*** DATA EXCERPTS

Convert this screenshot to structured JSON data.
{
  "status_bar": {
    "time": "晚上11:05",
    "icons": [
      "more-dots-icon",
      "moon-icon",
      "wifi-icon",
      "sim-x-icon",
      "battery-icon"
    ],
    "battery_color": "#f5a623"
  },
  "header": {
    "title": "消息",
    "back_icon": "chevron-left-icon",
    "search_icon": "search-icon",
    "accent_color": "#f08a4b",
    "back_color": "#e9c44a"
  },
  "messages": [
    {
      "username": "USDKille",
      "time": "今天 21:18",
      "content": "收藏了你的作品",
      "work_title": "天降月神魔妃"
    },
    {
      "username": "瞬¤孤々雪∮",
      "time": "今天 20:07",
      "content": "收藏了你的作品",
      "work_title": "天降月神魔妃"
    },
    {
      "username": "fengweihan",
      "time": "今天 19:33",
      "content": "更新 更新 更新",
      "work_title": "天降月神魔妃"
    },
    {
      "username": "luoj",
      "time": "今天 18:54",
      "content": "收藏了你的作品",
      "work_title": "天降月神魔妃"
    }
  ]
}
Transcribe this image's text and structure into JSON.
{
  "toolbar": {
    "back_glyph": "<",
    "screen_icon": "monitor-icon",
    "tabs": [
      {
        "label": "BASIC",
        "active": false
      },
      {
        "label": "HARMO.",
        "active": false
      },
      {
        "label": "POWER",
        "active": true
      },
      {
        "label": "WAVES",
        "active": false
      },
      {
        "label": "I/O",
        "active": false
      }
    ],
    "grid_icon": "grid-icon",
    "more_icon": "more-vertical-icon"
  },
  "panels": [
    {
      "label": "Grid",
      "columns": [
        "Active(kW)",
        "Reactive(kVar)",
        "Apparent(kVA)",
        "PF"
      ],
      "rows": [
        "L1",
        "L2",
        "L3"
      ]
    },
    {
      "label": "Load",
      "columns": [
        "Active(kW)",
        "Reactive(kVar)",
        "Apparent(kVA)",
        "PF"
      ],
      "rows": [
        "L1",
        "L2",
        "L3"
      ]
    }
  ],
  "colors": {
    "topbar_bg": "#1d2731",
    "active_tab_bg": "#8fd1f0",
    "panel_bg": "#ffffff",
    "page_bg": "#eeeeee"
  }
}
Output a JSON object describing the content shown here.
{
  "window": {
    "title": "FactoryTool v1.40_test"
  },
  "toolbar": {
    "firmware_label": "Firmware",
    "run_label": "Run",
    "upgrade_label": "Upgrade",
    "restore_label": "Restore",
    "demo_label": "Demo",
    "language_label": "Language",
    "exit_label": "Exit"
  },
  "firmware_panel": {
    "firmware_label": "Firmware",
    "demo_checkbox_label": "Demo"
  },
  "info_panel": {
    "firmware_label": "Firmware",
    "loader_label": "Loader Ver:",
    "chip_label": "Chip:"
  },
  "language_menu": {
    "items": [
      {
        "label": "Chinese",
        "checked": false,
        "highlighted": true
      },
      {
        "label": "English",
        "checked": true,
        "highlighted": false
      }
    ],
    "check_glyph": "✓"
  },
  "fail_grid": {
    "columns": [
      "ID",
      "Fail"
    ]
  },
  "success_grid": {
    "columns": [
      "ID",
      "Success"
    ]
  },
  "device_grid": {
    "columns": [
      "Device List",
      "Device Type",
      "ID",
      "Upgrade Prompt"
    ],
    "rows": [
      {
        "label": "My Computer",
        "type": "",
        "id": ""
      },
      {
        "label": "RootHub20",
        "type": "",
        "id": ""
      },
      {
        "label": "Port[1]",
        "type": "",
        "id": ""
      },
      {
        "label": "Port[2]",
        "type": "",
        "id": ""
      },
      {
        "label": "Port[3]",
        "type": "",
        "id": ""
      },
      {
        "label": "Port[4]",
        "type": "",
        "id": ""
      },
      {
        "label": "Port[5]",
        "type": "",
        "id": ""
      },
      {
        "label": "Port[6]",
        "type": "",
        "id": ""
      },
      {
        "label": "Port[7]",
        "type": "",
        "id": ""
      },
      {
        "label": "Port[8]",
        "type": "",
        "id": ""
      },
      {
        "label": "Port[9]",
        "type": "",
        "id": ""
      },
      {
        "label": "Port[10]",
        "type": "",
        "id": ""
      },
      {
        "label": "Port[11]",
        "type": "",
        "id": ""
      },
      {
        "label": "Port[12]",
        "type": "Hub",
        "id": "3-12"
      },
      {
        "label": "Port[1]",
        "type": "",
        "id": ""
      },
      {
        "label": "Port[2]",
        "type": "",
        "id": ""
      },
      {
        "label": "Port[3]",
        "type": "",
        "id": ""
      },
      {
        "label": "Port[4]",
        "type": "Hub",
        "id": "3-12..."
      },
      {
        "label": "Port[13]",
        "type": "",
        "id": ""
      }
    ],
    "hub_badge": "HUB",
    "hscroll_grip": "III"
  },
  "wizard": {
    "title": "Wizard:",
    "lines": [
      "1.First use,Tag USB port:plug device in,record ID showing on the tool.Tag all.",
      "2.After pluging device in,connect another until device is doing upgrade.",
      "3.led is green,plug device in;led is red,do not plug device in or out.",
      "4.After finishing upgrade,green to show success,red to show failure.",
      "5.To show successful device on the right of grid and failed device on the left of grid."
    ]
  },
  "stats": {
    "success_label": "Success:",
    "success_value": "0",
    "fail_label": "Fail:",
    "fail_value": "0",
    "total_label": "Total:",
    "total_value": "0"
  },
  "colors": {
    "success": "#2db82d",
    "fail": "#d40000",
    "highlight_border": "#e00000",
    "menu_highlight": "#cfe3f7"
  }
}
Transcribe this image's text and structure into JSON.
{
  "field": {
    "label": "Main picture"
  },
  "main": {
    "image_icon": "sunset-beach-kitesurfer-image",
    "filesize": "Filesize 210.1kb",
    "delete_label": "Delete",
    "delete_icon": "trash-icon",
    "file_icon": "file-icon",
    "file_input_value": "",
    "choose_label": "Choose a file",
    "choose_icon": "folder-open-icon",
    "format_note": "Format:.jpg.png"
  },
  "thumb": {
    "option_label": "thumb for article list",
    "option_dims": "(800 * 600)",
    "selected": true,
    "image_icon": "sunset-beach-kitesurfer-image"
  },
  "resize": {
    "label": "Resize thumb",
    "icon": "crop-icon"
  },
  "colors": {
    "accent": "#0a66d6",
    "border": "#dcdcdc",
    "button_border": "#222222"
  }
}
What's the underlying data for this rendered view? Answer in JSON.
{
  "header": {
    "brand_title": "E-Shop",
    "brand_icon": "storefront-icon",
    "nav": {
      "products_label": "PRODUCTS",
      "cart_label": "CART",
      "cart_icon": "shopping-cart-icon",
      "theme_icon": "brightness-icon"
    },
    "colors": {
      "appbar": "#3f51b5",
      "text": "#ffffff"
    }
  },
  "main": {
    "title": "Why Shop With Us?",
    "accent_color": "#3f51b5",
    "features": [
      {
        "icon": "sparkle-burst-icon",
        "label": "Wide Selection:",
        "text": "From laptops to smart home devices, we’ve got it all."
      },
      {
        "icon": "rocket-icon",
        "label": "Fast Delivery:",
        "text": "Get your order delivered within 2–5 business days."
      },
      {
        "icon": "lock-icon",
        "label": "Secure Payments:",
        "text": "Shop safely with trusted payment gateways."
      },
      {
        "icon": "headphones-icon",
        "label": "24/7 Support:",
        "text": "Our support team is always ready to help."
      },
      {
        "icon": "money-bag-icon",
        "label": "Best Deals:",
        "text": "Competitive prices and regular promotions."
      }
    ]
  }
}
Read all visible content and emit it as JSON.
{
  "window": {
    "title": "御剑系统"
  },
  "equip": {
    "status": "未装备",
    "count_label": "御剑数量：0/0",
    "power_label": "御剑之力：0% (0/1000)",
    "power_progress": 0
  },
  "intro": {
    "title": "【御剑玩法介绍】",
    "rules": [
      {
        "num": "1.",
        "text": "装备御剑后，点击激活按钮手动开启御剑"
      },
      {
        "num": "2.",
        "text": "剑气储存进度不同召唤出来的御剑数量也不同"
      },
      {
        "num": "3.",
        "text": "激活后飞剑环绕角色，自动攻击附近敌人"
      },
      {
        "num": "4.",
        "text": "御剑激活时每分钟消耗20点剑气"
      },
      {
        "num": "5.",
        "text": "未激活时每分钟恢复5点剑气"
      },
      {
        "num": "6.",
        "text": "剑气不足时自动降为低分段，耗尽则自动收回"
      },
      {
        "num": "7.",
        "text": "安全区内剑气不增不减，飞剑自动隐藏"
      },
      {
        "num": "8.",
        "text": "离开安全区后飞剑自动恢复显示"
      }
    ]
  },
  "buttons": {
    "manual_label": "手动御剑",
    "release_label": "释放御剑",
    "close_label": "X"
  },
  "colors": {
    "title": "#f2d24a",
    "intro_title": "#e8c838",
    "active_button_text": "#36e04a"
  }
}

******

GIVEN TASK: Work out how many lines above have the string "thumb" in them, and give only the number.

COMPLETE ANSWER: 3